Your goal: Print the data exactly as it is given, please.

Information provided:
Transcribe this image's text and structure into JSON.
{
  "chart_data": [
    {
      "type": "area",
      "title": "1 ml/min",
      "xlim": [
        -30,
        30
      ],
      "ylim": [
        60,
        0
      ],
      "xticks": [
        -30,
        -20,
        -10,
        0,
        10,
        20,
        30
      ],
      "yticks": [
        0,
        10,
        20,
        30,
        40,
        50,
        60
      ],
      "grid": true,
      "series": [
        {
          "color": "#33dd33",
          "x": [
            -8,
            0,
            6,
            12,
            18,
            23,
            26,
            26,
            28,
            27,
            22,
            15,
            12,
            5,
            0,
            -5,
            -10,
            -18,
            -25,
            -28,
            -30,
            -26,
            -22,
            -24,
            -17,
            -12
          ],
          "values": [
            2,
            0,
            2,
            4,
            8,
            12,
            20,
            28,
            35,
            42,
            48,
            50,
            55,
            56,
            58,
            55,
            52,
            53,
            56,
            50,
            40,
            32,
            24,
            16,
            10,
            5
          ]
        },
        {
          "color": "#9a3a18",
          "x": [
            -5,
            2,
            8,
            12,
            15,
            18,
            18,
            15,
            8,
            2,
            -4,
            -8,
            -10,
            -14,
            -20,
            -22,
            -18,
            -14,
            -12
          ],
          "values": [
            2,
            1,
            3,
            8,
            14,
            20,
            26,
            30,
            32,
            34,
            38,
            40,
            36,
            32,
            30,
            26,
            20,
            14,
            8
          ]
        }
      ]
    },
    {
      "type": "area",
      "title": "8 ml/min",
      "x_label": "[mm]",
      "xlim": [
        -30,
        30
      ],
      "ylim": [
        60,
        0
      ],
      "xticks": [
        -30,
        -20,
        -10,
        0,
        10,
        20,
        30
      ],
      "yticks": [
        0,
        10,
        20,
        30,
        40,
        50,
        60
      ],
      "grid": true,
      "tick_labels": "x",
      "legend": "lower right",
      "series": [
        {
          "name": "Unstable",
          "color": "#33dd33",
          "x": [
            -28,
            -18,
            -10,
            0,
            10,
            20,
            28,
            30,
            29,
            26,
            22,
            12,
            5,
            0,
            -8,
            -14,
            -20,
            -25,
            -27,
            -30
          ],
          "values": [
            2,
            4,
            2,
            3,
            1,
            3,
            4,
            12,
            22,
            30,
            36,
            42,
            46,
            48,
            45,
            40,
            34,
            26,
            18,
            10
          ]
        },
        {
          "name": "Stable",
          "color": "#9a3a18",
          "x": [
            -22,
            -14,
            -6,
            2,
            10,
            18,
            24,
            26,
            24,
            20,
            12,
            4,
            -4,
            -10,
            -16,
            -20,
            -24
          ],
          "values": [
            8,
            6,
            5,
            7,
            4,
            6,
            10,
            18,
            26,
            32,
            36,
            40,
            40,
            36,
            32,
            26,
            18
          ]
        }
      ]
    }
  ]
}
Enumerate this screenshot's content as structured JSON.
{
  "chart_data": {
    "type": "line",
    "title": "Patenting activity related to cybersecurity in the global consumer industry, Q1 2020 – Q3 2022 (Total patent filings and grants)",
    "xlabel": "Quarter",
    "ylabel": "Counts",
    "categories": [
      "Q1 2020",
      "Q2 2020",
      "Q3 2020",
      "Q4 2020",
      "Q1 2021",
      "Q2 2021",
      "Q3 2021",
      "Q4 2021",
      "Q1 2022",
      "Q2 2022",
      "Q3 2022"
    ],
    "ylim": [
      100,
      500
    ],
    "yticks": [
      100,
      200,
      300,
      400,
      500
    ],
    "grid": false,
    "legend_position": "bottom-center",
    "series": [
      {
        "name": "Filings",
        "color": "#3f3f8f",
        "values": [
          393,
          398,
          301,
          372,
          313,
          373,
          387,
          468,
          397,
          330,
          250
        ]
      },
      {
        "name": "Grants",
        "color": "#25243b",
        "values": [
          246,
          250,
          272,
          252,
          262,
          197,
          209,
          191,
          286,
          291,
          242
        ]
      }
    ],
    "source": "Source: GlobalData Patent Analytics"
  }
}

Answer to the problem:
Transcribe this image's text and structure into JSON.
{
  "chart_data": [
    {
      "type": "area",
      "title": "1 ml/min",
      "xlim": [
        -30,
        30
      ],
      "ylim": [
        60,
        0
      ],
      "xticks": [
        -30,
        -20,
        -10,
        0,
        10,
        20,
        30
      ],
      "yticks": [
        0,
        10,
        20,
        30,
        40,
        50,
        60
      ],
      "grid": true,
      "series": [
        {
          "color": "#33dd33",
          "x": [
            -8,
            0,
            6,
            12,
            18,
            23,
            26,
            26,
            28,
            27,
            22,
            15,
            12,
            5,
            0,
            -5,
            -10,
            -18,
            -25,
            -28,
            -30,
            -26,
            -22,
            -24,
            -17,
            -12
          ],
          "values": [
            2,
            0,
            2,
            4,
            8,
            12,
            20,
            28,
            35,
            42,
            48,
            50,
            55,
            56,
            58,
            55,
            52,
            53,
            56,
            50,
            40,
            32,
            24,
            16,
            10,
            5
          ]
        },
        {
          "color": "#9a3a18",
          "x": [
            -5,
            2,
            8,
            12,
            15,
            18,
            18,
            15,
            8,
            2,
            -4,
            -8,
            -10,
            -14,
            -20,
            -22,
            -18,
            -14,
            -12
          ],
          "values": [
            2,
            1,
            3,
            8,
            14,
            20,
            26,
            30,
            32,
            34,
            38,
            40,
            36,
            32,
            30,
            26,
            20,
            14,
            8
          ]
        }
      ]
    },
    {
      "type": "area",
      "title": "8 ml/min",
      "x_label": "[mm]",
      "xlim": [
        -30,
        30
      ],
      "ylim": [
        60,
        0
      ],
      "xticks": [
        -30,
        -20,
        -10,
        0,
        10,
        20,
        30
      ],
      "yticks": [
        0,
        10,
        20,
        30,
        40,
        50,
        60
      ],
      "grid": true,
      "tick_labels": "x",
      "legend": "lower right",
      "series": [
        {
          "name": "Unstable",
          "color": "#33dd33",
          "x": [
            -28,
            -18,
            -10,
            0,
            10,
            20,
            28,
            30,
            29,
            26,
            22,
            12,
            5,
            0,
            -8,
            -14,
            -20,
            -25,
            -27,
            -30
          ],
          "values": [
            2,
            4,
            2,
            3,
            1,
            3,
            4,
            12,
            22,
            30,
            36,
            42,
            46,
            48,
            45,
            40,
            34,
            26,
            18,
            10
          ]
        },
        {
          "name": "Stable",
          "color": "#9a3a18",
          "x": [
            -22,
            -14,
            -6,
            2,
            10,
            18,
            24,
            26,
            24,
            20,
            12,
            4,
            -4,
            -10,
            -16,
            -20,
            -24
          ],
          "values": [
            8,
            6,
            5,
            7,
            4,
            6,
            10,
            18,
            26,
            32,
            36,
            40,
            40,
            36,
            32,
            26,
            18
          ]
        }
      ]
    }
  ]
}
Enumerate this screenshot's content as structured JSON.
{
  "chart_data": {
    "type": "line",
    "title": "Patenting activity related to cybersecurity in the global consumer industry, Q1 2020 – Q3 2022 (Total patent filings and grants)",
    "xlabel": "Quarter",
    "ylabel": "Counts",
    "categories": [
      "Q1 2020",
      "Q2 2020",
      "Q3 2020",
      "Q4 2020",
      "Q1 2021",
      "Q2 2021",
      "Q3 2021",
      "Q4 2021",
      "Q1 2022",
      "Q2 2022",
      "Q3 2022"
    ],
    "ylim": [
      100,
      500
    ],
    "yticks": [
      100,
      200,
      300,
      400,
      500
    ],
    "grid": false,
    "legend_position": "bottom-center",
    "series": [
      {
        "name": "Filings",
        "color": "#3f3f8f",
        "values": [
          393,
          398,
          301,
          372,
          313,
          373,
          387,
          468,
          397,
          330,
          250
        ]
      },
      {
        "name": "Grants",
        "color": "#25243b",
        "values": [
          246,
          250,
          272,
          252,
          262,
          197,
          209,
          191,
          286,
          291,
          242
        ]
      }
    ],
    "source": "Source: GlobalData Patent Analytics"
  }
}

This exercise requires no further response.